▶ [Prompt] Select every line below containing the word "outline".

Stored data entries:

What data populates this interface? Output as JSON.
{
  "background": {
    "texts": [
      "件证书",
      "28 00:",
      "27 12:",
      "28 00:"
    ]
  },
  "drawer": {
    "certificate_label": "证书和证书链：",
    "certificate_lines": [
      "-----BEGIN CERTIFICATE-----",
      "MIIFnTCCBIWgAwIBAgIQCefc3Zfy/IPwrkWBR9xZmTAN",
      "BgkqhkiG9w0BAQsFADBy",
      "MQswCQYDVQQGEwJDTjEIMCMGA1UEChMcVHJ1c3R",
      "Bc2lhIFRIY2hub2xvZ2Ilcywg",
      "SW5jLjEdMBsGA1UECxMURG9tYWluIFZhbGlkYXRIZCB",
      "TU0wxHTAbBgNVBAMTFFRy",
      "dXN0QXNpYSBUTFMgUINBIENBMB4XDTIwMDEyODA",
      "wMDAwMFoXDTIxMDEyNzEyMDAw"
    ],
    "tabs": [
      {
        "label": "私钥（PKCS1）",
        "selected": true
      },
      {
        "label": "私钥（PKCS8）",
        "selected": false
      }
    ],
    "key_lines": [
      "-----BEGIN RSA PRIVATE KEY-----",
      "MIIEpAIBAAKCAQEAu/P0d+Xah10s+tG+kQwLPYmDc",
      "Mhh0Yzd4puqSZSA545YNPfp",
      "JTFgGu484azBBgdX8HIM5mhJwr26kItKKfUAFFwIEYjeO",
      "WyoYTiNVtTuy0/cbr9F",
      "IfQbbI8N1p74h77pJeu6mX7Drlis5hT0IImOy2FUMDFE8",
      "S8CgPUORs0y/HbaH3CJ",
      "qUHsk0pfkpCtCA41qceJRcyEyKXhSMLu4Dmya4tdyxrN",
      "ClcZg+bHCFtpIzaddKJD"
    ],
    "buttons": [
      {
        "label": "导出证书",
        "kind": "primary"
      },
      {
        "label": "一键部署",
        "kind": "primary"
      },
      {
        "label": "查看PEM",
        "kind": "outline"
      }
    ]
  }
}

* * *

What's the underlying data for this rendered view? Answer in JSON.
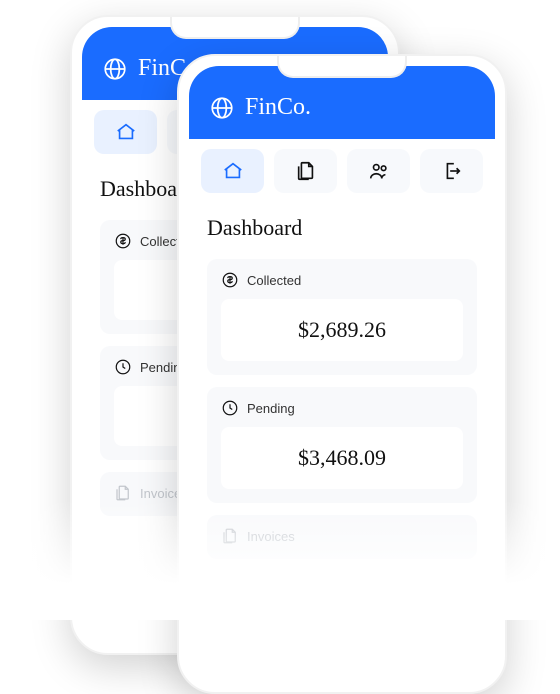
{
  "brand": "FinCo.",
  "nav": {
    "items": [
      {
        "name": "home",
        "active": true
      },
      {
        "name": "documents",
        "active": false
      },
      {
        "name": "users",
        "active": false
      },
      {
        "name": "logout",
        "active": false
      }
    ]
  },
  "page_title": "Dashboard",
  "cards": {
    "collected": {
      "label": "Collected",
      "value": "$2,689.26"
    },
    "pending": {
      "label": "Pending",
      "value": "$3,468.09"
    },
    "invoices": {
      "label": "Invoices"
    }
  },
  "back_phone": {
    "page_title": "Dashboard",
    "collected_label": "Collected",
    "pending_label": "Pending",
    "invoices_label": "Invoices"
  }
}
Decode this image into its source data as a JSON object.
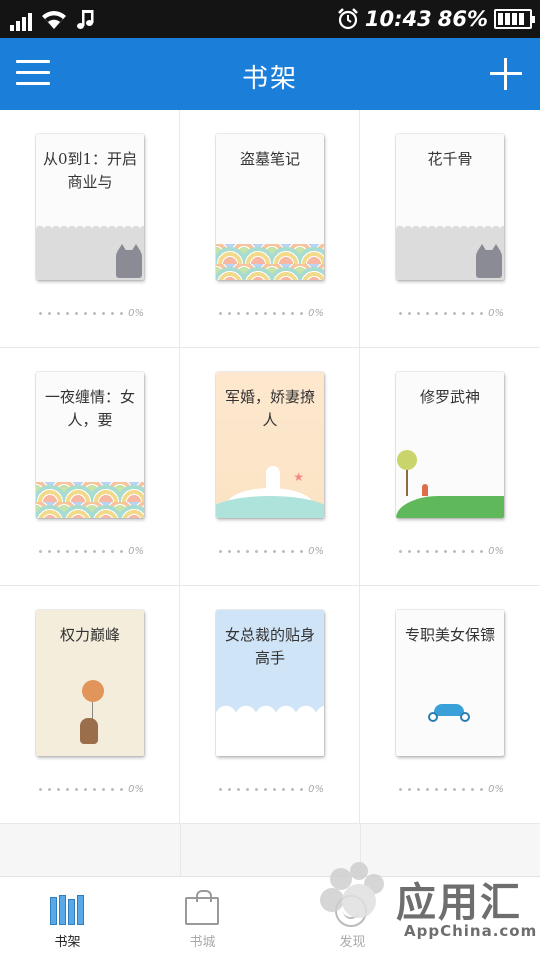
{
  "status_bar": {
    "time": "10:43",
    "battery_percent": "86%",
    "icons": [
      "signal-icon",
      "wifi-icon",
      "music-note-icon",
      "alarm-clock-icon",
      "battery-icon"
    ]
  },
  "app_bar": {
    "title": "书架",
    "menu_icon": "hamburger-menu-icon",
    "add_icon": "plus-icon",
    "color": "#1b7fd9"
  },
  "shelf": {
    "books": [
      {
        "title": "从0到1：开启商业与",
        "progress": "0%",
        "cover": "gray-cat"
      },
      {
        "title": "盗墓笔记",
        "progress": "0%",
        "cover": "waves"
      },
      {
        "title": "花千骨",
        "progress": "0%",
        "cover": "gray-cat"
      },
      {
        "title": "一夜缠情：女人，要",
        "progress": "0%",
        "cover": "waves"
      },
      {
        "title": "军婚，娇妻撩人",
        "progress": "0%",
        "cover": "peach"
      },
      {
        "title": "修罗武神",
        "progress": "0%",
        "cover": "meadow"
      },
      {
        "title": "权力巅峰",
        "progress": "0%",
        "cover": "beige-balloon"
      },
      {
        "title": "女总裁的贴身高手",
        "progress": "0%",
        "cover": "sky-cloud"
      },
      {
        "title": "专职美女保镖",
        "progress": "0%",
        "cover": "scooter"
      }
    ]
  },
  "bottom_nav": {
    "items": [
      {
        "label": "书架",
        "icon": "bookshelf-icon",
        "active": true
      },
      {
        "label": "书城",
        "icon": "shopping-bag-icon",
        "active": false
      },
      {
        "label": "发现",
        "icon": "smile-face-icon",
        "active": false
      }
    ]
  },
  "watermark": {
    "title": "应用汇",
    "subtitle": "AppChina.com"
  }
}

---

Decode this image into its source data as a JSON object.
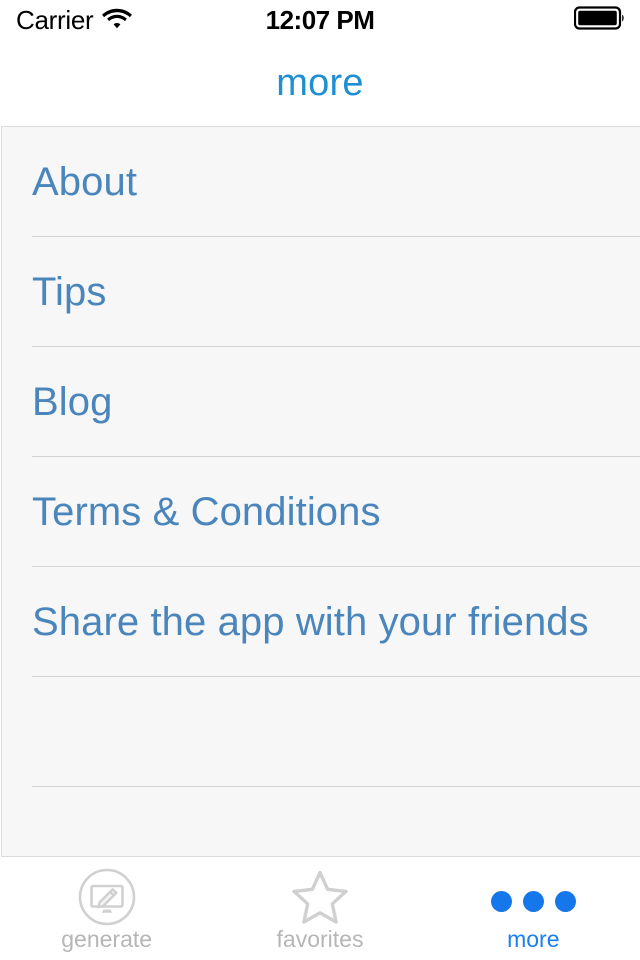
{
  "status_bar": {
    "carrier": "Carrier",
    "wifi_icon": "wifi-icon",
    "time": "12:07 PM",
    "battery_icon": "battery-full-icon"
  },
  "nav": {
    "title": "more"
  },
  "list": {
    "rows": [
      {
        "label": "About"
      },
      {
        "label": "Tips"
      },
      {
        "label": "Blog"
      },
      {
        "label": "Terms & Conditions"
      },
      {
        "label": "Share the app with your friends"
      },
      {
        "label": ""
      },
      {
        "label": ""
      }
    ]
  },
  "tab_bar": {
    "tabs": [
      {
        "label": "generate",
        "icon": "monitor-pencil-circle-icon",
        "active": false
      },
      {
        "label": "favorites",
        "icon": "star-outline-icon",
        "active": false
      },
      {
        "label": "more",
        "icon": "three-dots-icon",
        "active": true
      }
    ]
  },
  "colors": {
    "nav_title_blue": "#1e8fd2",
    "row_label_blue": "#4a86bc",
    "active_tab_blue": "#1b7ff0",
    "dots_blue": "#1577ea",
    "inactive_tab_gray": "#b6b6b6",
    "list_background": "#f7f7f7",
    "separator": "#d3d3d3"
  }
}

▶ [Exercise answer]
        "kind": "outline"
        "icon": "star-outline-icon",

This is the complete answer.